WHAT IS REQUIRED. For each line below that contains the string "Алтайского", copy that line.

** START LISTED ENTRIES **

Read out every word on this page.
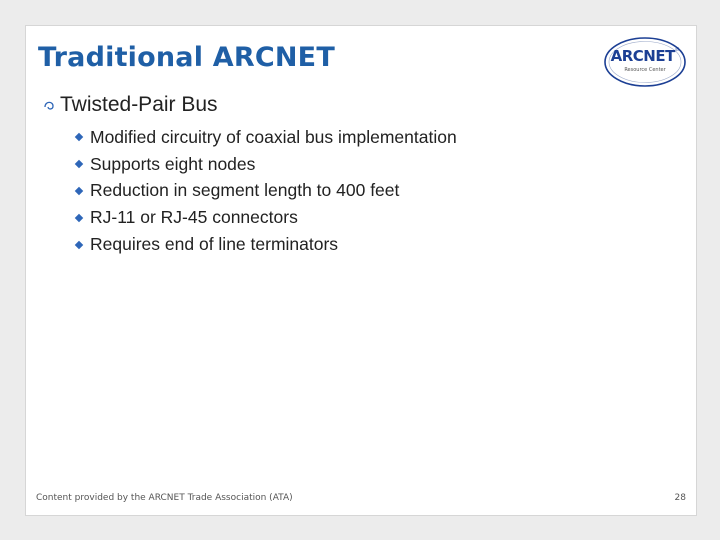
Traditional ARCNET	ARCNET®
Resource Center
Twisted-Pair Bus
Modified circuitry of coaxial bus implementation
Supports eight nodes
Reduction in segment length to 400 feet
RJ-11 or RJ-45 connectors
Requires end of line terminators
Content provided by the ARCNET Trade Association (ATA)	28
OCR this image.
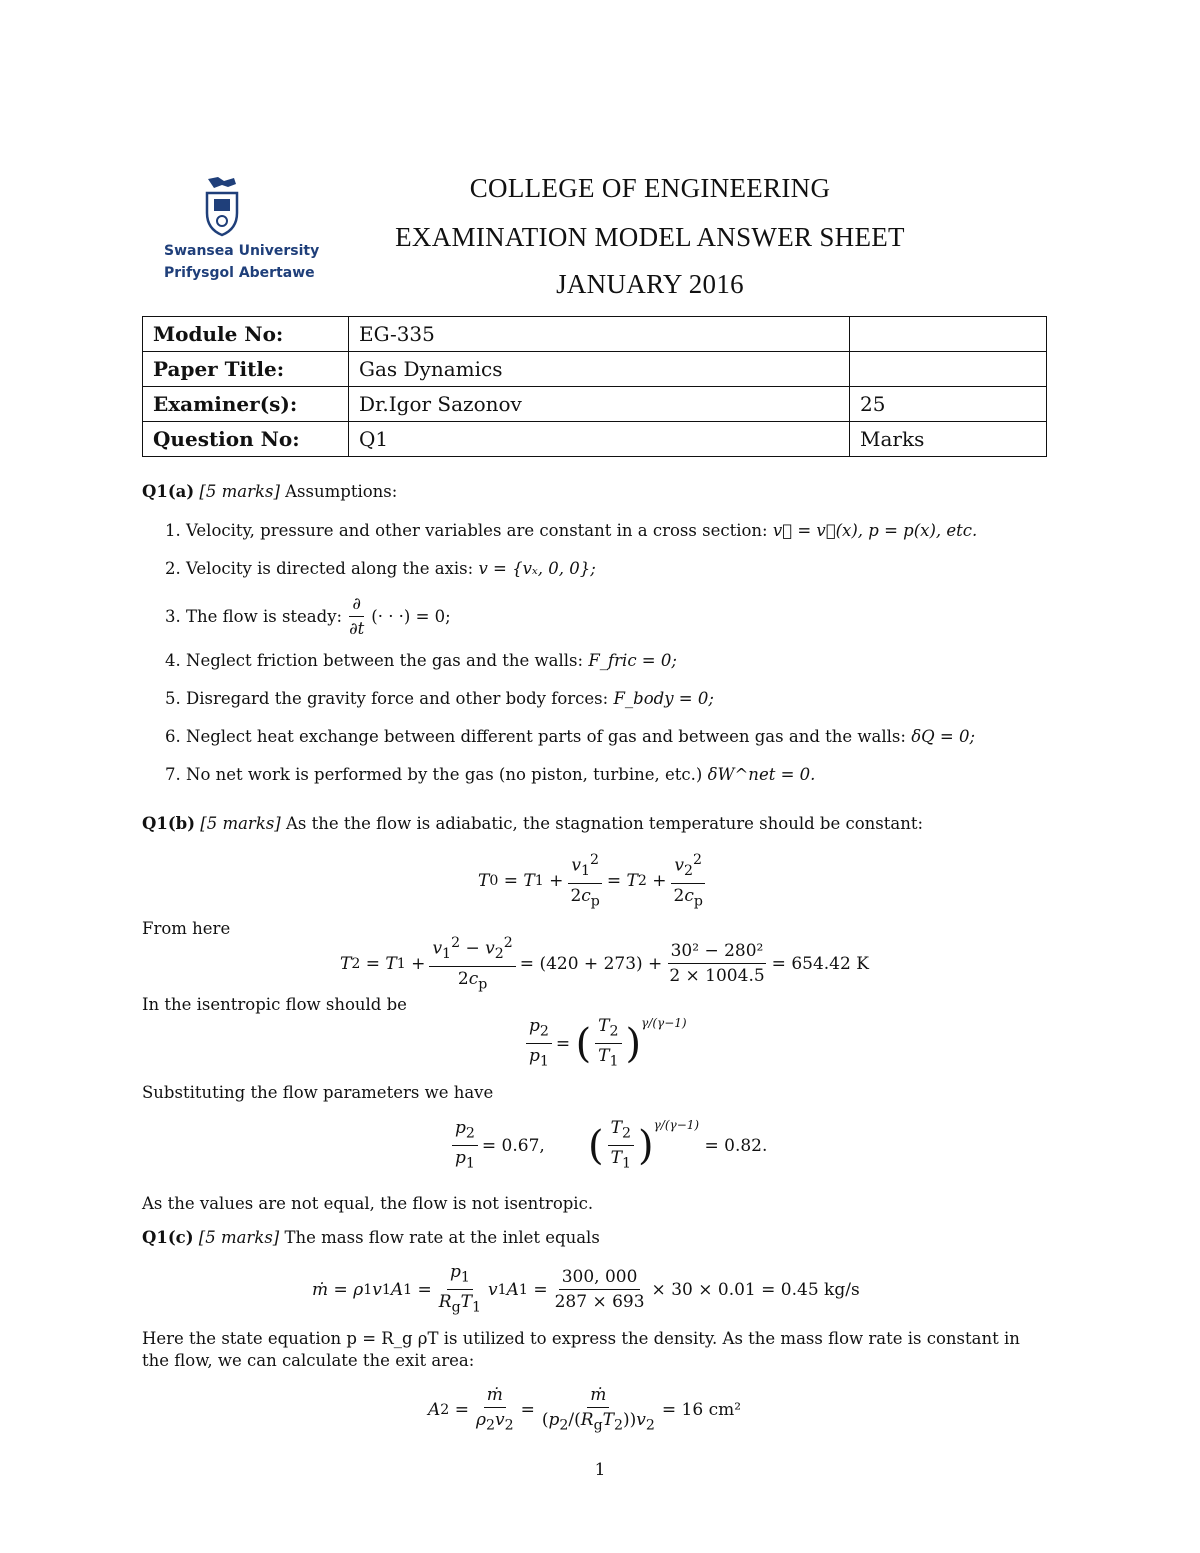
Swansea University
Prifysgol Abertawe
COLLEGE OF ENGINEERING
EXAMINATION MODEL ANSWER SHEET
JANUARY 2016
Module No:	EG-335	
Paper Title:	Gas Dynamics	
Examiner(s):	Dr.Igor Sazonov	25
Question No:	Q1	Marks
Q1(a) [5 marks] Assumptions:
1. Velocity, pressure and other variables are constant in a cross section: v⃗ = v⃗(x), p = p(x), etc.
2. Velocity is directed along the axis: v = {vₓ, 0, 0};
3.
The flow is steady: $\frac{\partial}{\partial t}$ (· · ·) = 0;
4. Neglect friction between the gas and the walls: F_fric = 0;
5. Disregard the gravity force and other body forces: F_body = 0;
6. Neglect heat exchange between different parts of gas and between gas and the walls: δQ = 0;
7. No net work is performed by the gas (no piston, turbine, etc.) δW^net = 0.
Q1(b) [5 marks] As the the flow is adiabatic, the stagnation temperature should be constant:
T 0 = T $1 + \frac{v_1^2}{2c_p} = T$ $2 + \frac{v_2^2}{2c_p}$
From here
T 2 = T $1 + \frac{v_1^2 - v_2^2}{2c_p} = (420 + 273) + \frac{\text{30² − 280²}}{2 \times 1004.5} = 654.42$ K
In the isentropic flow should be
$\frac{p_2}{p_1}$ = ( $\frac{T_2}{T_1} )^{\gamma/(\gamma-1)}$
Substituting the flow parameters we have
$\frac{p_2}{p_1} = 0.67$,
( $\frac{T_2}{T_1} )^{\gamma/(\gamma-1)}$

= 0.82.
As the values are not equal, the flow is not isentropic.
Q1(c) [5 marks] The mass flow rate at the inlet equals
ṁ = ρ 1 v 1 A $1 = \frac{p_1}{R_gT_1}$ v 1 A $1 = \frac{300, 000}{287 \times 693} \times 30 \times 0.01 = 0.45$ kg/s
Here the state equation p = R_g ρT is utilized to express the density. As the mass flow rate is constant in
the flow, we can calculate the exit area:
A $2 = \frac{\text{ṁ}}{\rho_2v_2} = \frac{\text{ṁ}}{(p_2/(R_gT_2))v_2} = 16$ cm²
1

** END LISTED ENTRIES **
** START LISTED ENTRIES **

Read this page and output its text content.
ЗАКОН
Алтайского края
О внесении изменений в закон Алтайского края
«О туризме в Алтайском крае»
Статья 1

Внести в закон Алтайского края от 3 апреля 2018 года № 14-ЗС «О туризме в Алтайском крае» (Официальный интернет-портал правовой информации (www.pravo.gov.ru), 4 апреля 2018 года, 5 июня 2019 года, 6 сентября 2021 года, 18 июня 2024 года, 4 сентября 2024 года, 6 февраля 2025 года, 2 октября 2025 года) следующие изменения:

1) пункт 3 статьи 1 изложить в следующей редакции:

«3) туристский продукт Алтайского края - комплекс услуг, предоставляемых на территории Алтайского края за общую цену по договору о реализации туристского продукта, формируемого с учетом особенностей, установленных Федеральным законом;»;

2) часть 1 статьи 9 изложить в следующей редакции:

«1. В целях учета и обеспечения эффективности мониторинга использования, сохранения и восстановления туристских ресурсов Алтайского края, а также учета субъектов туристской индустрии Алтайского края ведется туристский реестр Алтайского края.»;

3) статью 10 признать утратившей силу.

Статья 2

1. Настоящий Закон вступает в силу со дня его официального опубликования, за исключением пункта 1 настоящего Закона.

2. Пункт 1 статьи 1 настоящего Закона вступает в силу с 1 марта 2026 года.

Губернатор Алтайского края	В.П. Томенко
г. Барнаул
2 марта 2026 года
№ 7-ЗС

** END LISTED ENTRIES **
** START LISTED ENTRIES **

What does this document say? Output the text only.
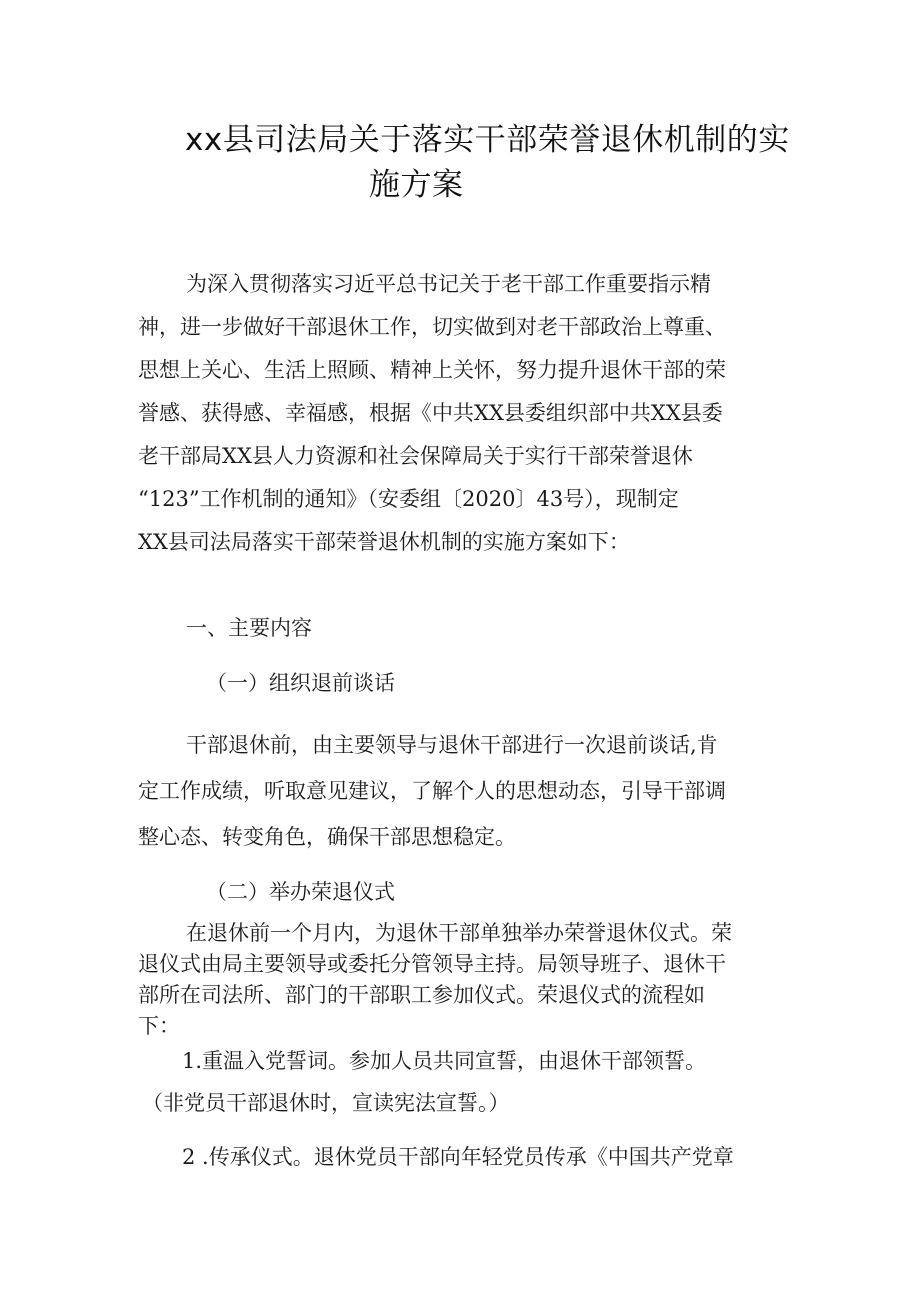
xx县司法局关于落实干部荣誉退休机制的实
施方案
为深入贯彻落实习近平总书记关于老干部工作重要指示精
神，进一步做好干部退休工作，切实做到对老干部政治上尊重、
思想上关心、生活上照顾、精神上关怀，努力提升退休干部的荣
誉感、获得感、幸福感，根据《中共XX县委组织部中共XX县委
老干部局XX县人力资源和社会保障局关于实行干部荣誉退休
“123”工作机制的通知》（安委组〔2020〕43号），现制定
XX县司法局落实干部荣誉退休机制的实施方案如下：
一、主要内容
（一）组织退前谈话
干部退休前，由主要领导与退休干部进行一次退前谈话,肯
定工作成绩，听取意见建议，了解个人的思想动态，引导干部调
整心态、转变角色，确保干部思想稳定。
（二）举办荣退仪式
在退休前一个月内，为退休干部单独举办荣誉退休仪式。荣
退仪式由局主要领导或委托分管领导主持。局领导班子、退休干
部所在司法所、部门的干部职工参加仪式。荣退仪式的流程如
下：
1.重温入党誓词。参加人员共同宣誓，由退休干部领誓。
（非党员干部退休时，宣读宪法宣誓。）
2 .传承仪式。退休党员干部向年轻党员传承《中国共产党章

** END LISTED ENTRIES **

FINISHED ANSWER.
Алтайского края
О внесении изменений в закон Алтайского края
Внести в закон Алтайского края от 3 апреля 2018 года № 14-ЗС «О туризме в Алтайском крае» (Официальный интернет-портал правовой информации (www.pravo.gov.ru), 4 апреля 2018 года, 5 июня 2019 года, 6 сентября 2021 года, 18 июня 2024 года, 4 сентября 2024 года, 6 февраля 2025 года, 2 октября 2025 года) следующие изменения:
«3) туристский продукт Алтайского края - комплекс услуг, предоставляемых на территории Алтайского края за общую цену по договору о реализации туристского продукта, формируемого с учетом особенностей, установленных Федеральным законом;»;
«1. В целях учета и обеспечения эффективности мониторинга использования, сохранения и восстановления туристских ресурсов Алтайского края, а также учета субъектов туристской индустрии Алтайского края ведется туристский реестр Алтайского края.»;
Губернатор Алтайского края	В.П. Томенко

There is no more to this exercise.